_Job_.
Repeat every record below exactly, leaving out the pictures.

>>

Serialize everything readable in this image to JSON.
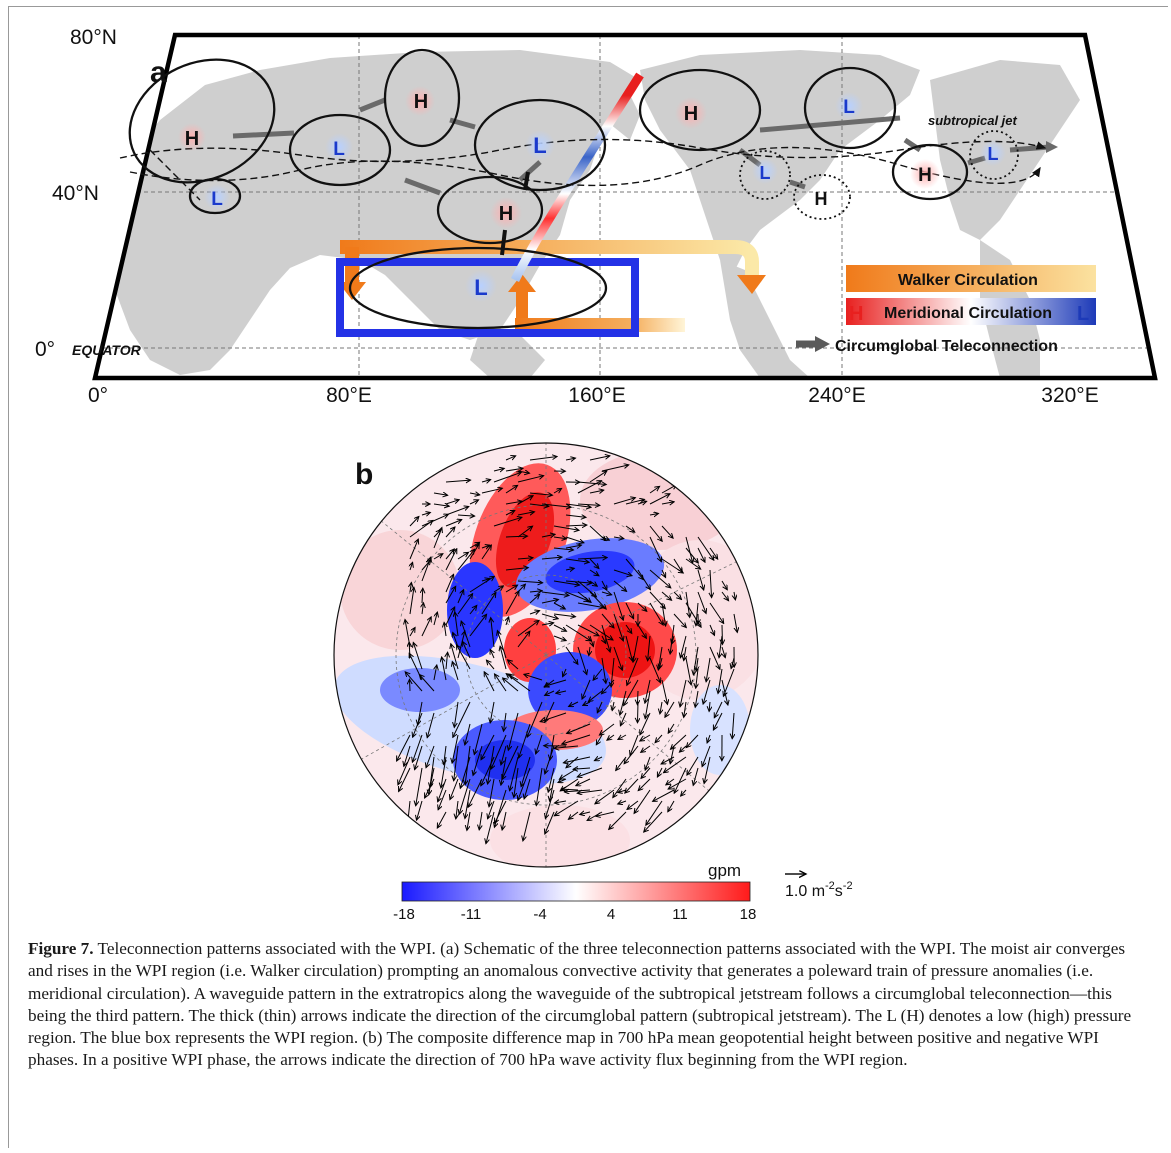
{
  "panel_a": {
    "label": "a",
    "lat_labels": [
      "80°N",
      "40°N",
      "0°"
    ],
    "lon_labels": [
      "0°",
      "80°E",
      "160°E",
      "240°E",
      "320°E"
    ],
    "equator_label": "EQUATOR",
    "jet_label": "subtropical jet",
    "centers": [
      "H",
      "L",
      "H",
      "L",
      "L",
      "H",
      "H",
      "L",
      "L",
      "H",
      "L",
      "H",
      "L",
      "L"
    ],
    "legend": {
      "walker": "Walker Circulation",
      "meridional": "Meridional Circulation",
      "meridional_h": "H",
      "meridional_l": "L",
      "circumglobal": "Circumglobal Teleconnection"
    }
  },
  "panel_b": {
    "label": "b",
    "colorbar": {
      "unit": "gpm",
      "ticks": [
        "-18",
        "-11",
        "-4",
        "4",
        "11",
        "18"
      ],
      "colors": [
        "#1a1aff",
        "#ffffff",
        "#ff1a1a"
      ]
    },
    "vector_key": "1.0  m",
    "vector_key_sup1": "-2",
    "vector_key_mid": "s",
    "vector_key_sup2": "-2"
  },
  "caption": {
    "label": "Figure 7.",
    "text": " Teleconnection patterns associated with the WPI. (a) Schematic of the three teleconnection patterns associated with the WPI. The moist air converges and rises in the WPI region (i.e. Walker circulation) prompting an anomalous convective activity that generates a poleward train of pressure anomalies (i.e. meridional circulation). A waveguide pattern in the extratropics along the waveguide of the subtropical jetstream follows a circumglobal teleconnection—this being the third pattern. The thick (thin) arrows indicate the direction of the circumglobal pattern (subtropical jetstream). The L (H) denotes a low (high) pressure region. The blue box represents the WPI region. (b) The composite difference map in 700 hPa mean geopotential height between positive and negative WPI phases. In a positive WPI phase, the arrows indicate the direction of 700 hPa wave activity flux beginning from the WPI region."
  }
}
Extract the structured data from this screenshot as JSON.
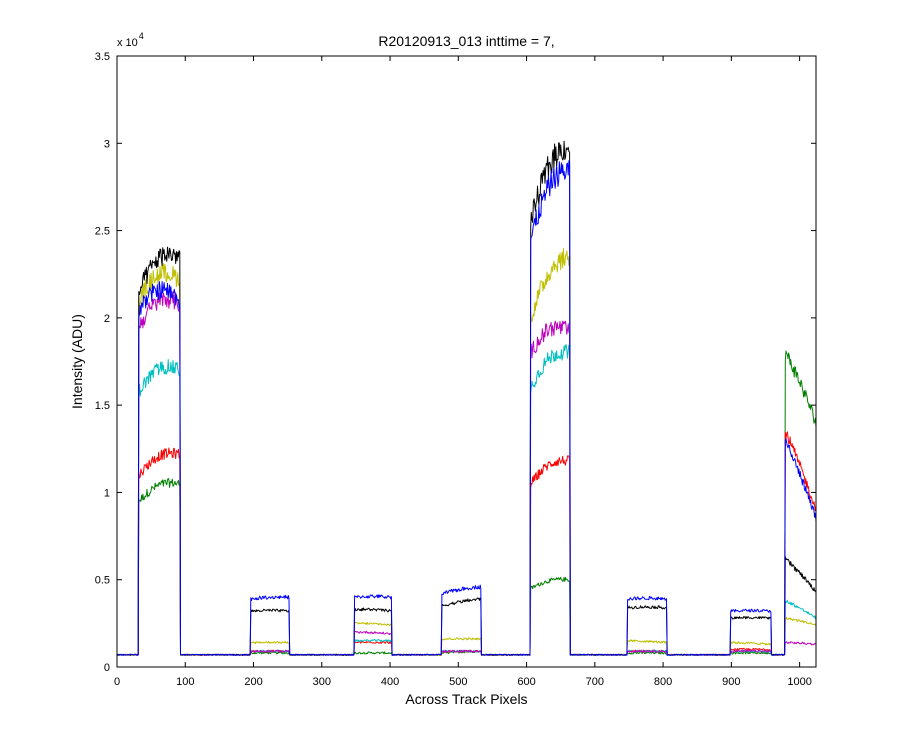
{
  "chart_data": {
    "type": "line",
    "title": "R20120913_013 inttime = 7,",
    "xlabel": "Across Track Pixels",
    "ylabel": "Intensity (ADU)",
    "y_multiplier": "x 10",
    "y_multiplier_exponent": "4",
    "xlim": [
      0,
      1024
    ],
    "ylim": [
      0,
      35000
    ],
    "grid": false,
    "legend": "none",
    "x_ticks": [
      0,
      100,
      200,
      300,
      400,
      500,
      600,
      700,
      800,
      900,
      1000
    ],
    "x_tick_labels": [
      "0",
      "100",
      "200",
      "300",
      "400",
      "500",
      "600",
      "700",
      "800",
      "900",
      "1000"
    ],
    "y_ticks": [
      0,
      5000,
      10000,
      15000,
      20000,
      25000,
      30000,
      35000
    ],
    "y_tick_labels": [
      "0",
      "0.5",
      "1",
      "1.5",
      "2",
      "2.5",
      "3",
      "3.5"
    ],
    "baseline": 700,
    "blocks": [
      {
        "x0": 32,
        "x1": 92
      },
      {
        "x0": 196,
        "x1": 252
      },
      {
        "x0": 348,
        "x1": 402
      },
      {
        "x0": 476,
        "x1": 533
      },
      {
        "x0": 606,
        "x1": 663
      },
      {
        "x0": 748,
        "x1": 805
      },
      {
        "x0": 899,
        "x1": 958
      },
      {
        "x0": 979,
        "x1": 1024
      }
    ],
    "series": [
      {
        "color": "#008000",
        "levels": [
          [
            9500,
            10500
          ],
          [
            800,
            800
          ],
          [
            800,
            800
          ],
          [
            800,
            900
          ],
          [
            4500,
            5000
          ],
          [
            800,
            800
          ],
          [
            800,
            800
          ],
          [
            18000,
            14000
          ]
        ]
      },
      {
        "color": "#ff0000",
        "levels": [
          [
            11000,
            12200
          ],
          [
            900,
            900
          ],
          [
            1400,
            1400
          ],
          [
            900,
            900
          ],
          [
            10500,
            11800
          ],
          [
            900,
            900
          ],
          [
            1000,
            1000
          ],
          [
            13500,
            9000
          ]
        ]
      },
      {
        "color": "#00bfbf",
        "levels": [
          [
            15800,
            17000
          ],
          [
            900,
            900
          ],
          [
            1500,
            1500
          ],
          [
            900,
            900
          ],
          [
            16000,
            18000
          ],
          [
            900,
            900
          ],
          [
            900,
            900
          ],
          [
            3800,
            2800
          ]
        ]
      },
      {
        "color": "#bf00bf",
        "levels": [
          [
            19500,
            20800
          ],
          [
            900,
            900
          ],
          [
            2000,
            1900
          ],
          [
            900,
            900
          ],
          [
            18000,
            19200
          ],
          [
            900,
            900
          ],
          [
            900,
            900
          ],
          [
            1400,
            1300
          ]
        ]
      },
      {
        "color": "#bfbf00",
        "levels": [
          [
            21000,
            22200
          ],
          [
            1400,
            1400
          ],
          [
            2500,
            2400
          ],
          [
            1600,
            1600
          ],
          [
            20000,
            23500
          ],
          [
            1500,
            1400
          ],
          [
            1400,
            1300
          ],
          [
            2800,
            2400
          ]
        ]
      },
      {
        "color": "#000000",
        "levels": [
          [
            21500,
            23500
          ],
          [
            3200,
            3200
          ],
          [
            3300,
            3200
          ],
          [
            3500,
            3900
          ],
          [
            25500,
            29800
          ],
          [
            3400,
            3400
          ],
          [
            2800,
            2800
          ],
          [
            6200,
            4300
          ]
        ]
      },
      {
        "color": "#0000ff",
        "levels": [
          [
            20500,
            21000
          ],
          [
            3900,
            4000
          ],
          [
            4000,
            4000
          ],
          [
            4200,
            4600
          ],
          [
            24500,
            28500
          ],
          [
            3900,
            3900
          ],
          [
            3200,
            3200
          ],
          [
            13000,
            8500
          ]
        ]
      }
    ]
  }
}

<<

_Worked solution_.
Serialize everything readable in this image to JSON.
{
  "panel_a": {
    "label": "a",
    "lat_labels": [
      "80°N",
      "40°N",
      "0°"
    ],
    "lon_labels": [
      "0°",
      "80°E",
      "160°E",
      "240°E",
      "320°E"
    ],
    "equator_label": "EQUATOR",
    "jet_label": "subtropical jet",
    "centers": [
      "H",
      "L",
      "H",
      "L",
      "L",
      "H",
      "H",
      "L",
      "L",
      "H",
      "L",
      "H",
      "L",
      "L"
    ],
    "legend": {
      "walker": "Walker Circulation",
      "meridional": "Meridional Circulation",
      "meridional_h": "H",
      "meridional_l": "L",
      "circumglobal": "Circumglobal Teleconnection"
    }
  },
  "panel_b": {
    "label": "b",
    "colorbar": {
      "unit": "gpm",
      "ticks": [
        "-18",
        "-11",
        "-4",
        "4",
        "11",
        "18"
      ],
      "colors": [
        "#1a1aff",
        "#ffffff",
        "#ff1a1a"
      ]
    },
    "vector_key": "1.0  m",
    "vector_key_sup1": "-2",
    "vector_key_mid": "s",
    "vector_key_sup2": "-2"
  },
  "caption": {
    "label": "Figure 7.",
    "text": " Teleconnection patterns associated with the WPI. (a) Schematic of the three teleconnection patterns associated with the WPI. The moist air converges and rises in the WPI region (i.e. Walker circulation) prompting an anomalous convective activity that generates a poleward train of pressure anomalies (i.e. meridional circulation). A waveguide pattern in the extratropics along the waveguide of the subtropical jetstream follows a circumglobal teleconnection—this being the third pattern. The thick (thin) arrows indicate the direction of the circumglobal pattern (subtropical jetstream). The L (H) denotes a low (high) pressure region. The blue box represents the WPI region. (b) The composite difference map in 700 hPa mean geopotential height between positive and negative WPI phases. In a positive WPI phase, the arrows indicate the direction of 700 hPa wave activity flux beginning from the WPI region."
  }
}
Extract the structured data from this screenshot as JSON.
{
  "chart_data": {
    "type": "line",
    "title": "R20120913_013 inttime = 7,",
    "xlabel": "Across Track Pixels",
    "ylabel": "Intensity (ADU)",
    "y_multiplier": "x 10",
    "y_multiplier_exponent": "4",
    "xlim": [
      0,
      1024
    ],
    "ylim": [
      0,
      35000
    ],
    "grid": false,
    "legend": "none",
    "x_ticks": [
      0,
      100,
      200,
      300,
      400,
      500,
      600,
      700,
      800,
      900,
      1000
    ],
    "x_tick_labels": [
      "0",
      "100",
      "200",
      "300",
      "400",
      "500",
      "600",
      "700",
      "800",
      "900",
      "1000"
    ],
    "y_ticks": [
      0,
      5000,
      10000,
      15000,
      20000,
      25000,
      30000,
      35000
    ],
    "y_tick_labels": [
      "0",
      "0.5",
      "1",
      "1.5",
      "2",
      "2.5",
      "3",
      "3.5"
    ],
    "baseline": 700,
    "blocks": [
      {
        "x0": 32,
        "x1": 92
      },
      {
        "x0": 196,
        "x1": 252
      },
      {
        "x0": 348,
        "x1": 402
      },
      {
        "x0": 476,
        "x1": 533
      },
      {
        "x0": 606,
        "x1": 663
      },
      {
        "x0": 748,
        "x1": 805
      },
      {
        "x0": 899,
        "x1": 958
      },
      {
        "x0": 979,
        "x1": 1024
      }
    ],
    "series": [
      {
        "color": "#008000",
        "levels": [
          [
            9500,
            10500
          ],
          [
            800,
            800
          ],
          [
            800,
            800
          ],
          [
            800,
            900
          ],
          [
            4500,
            5000
          ],
          [
            800,
            800
          ],
          [
            800,
            800
          ],
          [
            18000,
            14000
          ]
        ]
      },
      {
        "color": "#ff0000",
        "levels": [
          [
            11000,
            12200
          ],
          [
            900,
            900
          ],
          [
            1400,
            1400
          ],
          [
            900,
            900
          ],
          [
            10500,
            11800
          ],
          [
            900,
            900
          ],
          [
            1000,
            1000
          ],
          [
            13500,
            9000
          ]
        ]
      },
      {
        "color": "#00bfbf",
        "levels": [
          [
            15800,
            17000
          ],
          [
            900,
            900
          ],
          [
            1500,
            1500
          ],
          [
            900,
            900
          ],
          [
            16000,
            18000
          ],
          [
            900,
            900
          ],
          [
            900,
            900
          ],
          [
            3800,
            2800
          ]
        ]
      },
      {
        "color": "#bf00bf",
        "levels": [
          [
            19500,
            20800
          ],
          [
            900,
            900
          ],
          [
            2000,
            1900
          ],
          [
            900,
            900
          ],
          [
            18000,
            19200
          ],
          [
            900,
            900
          ],
          [
            900,
            900
          ],
          [
            1400,
            1300
          ]
        ]
      },
      {
        "color": "#bfbf00",
        "levels": [
          [
            21000,
            22200
          ],
          [
            1400,
            1400
          ],
          [
            2500,
            2400
          ],
          [
            1600,
            1600
          ],
          [
            20000,
            23500
          ],
          [
            1500,
            1400
          ],
          [
            1400,
            1300
          ],
          [
            2800,
            2400
          ]
        ]
      },
      {
        "color": "#000000",
        "levels": [
          [
            21500,
            23500
          ],
          [
            3200,
            3200
          ],
          [
            3300,
            3200
          ],
          [
            3500,
            3900
          ],
          [
            25500,
            29800
          ],
          [
            3400,
            3400
          ],
          [
            2800,
            2800
          ],
          [
            6200,
            4300
          ]
        ]
      },
      {
        "color": "#0000ff",
        "levels": [
          [
            20500,
            21000
          ],
          [
            3900,
            4000
          ],
          [
            4000,
            4000
          ],
          [
            4200,
            4600
          ],
          [
            24500,
            28500
          ],
          [
            3900,
            3900
          ],
          [
            3200,
            3200
          ],
          [
            13000,
            8500
          ]
        ]
      }
    ]
  }
}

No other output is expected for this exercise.